PROBLEM TO WORK ON:
Quote each line of the listing below verbatim, keeping every character, number and bracket unchanged.

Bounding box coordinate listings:
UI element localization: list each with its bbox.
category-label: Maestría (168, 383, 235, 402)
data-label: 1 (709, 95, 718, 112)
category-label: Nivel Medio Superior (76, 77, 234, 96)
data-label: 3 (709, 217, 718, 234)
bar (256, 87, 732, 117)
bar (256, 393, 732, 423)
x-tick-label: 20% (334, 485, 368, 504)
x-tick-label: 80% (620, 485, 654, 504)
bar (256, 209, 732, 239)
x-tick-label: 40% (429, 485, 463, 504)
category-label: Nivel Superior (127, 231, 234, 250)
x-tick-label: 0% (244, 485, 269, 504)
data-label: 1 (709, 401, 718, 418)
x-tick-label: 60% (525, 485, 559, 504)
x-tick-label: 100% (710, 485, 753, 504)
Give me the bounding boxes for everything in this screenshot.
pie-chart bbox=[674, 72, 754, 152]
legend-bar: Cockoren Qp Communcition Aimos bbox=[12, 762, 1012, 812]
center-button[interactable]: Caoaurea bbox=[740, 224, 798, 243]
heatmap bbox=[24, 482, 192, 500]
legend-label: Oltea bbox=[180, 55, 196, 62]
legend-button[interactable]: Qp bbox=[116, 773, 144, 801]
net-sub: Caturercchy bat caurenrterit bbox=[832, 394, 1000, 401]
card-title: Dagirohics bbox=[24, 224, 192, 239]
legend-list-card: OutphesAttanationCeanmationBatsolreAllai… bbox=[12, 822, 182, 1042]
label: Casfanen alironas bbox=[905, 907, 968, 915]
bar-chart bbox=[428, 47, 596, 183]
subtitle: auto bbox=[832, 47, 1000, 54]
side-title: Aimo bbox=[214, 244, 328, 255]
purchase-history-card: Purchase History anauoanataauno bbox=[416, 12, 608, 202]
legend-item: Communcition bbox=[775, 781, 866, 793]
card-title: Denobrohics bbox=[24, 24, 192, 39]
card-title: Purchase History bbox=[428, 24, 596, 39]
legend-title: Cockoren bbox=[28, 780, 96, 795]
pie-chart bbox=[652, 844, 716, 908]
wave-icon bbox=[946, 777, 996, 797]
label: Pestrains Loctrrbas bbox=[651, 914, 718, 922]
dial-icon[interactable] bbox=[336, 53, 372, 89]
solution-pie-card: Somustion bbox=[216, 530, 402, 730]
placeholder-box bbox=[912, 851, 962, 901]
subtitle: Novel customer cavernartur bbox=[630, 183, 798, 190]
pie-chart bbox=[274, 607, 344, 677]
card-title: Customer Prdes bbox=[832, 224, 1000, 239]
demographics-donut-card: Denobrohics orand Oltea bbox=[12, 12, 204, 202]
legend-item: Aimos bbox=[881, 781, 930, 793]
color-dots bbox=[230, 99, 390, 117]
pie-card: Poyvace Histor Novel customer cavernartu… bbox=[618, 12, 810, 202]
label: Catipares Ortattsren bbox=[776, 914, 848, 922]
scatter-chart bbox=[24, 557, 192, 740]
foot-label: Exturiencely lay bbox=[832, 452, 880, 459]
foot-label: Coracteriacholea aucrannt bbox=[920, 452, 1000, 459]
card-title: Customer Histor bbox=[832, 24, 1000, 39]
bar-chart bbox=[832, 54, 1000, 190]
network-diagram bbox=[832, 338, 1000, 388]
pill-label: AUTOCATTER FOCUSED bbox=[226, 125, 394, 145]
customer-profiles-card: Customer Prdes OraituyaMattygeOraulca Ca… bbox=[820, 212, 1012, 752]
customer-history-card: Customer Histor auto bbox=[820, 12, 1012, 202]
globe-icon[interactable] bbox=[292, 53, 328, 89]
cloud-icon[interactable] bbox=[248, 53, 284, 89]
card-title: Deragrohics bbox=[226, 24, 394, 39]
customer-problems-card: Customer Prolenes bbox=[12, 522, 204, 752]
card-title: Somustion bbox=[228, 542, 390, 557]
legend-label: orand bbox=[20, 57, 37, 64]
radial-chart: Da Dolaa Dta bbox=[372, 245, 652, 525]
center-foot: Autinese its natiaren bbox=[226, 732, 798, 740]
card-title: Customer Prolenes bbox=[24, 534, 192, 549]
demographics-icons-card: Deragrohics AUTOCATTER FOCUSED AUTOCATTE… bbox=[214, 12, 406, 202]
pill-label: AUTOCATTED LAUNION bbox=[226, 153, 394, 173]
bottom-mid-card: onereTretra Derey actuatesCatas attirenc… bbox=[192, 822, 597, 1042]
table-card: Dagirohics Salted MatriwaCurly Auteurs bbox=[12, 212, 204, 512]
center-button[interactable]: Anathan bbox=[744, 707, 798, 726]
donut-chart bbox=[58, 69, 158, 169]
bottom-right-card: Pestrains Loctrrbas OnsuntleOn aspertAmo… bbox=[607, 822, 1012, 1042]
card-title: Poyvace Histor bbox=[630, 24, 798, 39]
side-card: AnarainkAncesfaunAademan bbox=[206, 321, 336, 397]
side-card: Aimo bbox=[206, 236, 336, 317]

ANSWER TO THIS EXERCISE:
UI element localization: list each with its bbox.
category-label: Maestría (168, 383, 235, 402)
data-label: 1 (709, 95, 718, 112)
category-label: Nivel Medio Superior (76, 77, 234, 96)
data-label: 3 (709, 217, 718, 234)
bar (256, 87, 732, 117)
bar (256, 393, 732, 423)
x-tick-label: 20% (334, 485, 368, 504)
x-tick-label: 80% (620, 485, 654, 504)
bar (256, 209, 732, 239)
x-tick-label: 40% (429, 485, 463, 504)
category-label: Nivel Superior (127, 231, 234, 250)
x-tick-label: 0% (244, 485, 269, 504)
data-label: 1 (709, 401, 718, 418)
x-tick-label: 60% (525, 485, 559, 504)
x-tick-label: 100% (710, 485, 753, 504)
Give me the bounding boxes for everything in this screenshot.
pie-chart bbox=[674, 72, 754, 152]
legend-bar: Cockoren Qp Communcition Aimos bbox=[12, 762, 1012, 812]
center-button[interactable]: Caoaurea bbox=[740, 224, 798, 243]
heatmap bbox=[24, 482, 192, 500]
legend-label: Oltea bbox=[180, 55, 196, 62]
legend-button[interactable]: Qp bbox=[116, 773, 144, 801]
net-sub: Caturercchy bat caurenrterit bbox=[832, 394, 1000, 401]
card-title: Dagirohics bbox=[24, 224, 192, 239]
legend-list-card: OutphesAttanationCeanmationBatsolreAllai… bbox=[12, 822, 182, 1042]
label: Casfanen alironas bbox=[905, 907, 968, 915]
bar-chart bbox=[428, 47, 596, 183]
subtitle: auto bbox=[832, 47, 1000, 54]
side-title: Aimo bbox=[214, 244, 328, 255]
purchase-history-card: Purchase History anauoanataauno bbox=[416, 12, 608, 202]
legend-item: Communcition bbox=[775, 781, 866, 793]
card-title: Denobrohics bbox=[24, 24, 192, 39]
card-title: Purchase History bbox=[428, 24, 596, 39]
legend-title: Cockoren bbox=[28, 780, 96, 795]
pie-chart bbox=[652, 844, 716, 908]
wave-icon bbox=[946, 777, 996, 797]
label: Pestrains Loctrrbas bbox=[651, 914, 718, 922]
dial-icon[interactable] bbox=[336, 53, 372, 89]
solution-pie-card: Somustion bbox=[216, 530, 402, 730]
placeholder-box bbox=[912, 851, 962, 901]
subtitle: Novel customer cavernartur bbox=[630, 183, 798, 190]
pie-chart bbox=[274, 607, 344, 677]
card-title: Customer Prdes bbox=[832, 224, 1000, 239]
demographics-donut-card: Denobrohics orand Oltea bbox=[12, 12, 204, 202]
legend-item: Aimos bbox=[881, 781, 930, 793]
color-dots bbox=[230, 99, 390, 117]
pie-card: Poyvace Histor Novel customer cavernartu… bbox=[618, 12, 810, 202]
label: Catipares Ortattsren bbox=[776, 914, 848, 922]
scatter-chart bbox=[24, 557, 192, 740]
foot-label: Exturiencely lay bbox=[832, 452, 880, 459]
foot-label: Coracteriacholea aucrannt bbox=[920, 452, 1000, 459]
card-title: Customer Histor bbox=[832, 24, 1000, 39]
bar-chart bbox=[832, 54, 1000, 190]
network-diagram bbox=[832, 338, 1000, 388]
pill-label: AUTOCATTER FOCUSED bbox=[226, 125, 394, 145]
customer-profiles-card: Customer Prdes OraituyaMattygeOraulca Ca… bbox=[820, 212, 1012, 752]
customer-history-card: Customer Histor auto bbox=[820, 12, 1012, 202]
globe-icon[interactable] bbox=[292, 53, 328, 89]
cloud-icon[interactable] bbox=[248, 53, 284, 89]
card-title: Deragrohics bbox=[226, 24, 394, 39]
customer-problems-card: Customer Prolenes bbox=[12, 522, 204, 752]
card-title: Somustion bbox=[228, 542, 390, 557]
legend-label: orand bbox=[20, 57, 37, 64]
radial-chart: Da Dolaa Dta bbox=[372, 245, 652, 525]
center-foot: Autinese its natiaren bbox=[226, 732, 798, 740]
card-title: Customer Prolenes bbox=[24, 534, 192, 549]
demographics-icons-card: Deragrohics AUTOCATTER FOCUSED AUTOCATTE… bbox=[214, 12, 406, 202]
pill-label: AUTOCATTED LAUNION bbox=[226, 153, 394, 173]
bottom-mid-card: onereTretra Derey actuatesCatas attirenc… bbox=[192, 822, 597, 1042]
table-card: Dagirohics Salted MatriwaCurly Auteurs bbox=[12, 212, 204, 512]
center-button[interactable]: Anathan bbox=[744, 707, 798, 726]
donut-chart bbox=[58, 69, 158, 169]
bottom-right-card: Pestrains Loctrrbas OnsuntleOn aspertAmo… bbox=[607, 822, 1012, 1042]
card-title: Poyvace Histor bbox=[630, 24, 798, 39]
side-card: AnarainkAncesfaunAademan bbox=[206, 321, 336, 397]
side-card: Aimo bbox=[206, 236, 336, 317]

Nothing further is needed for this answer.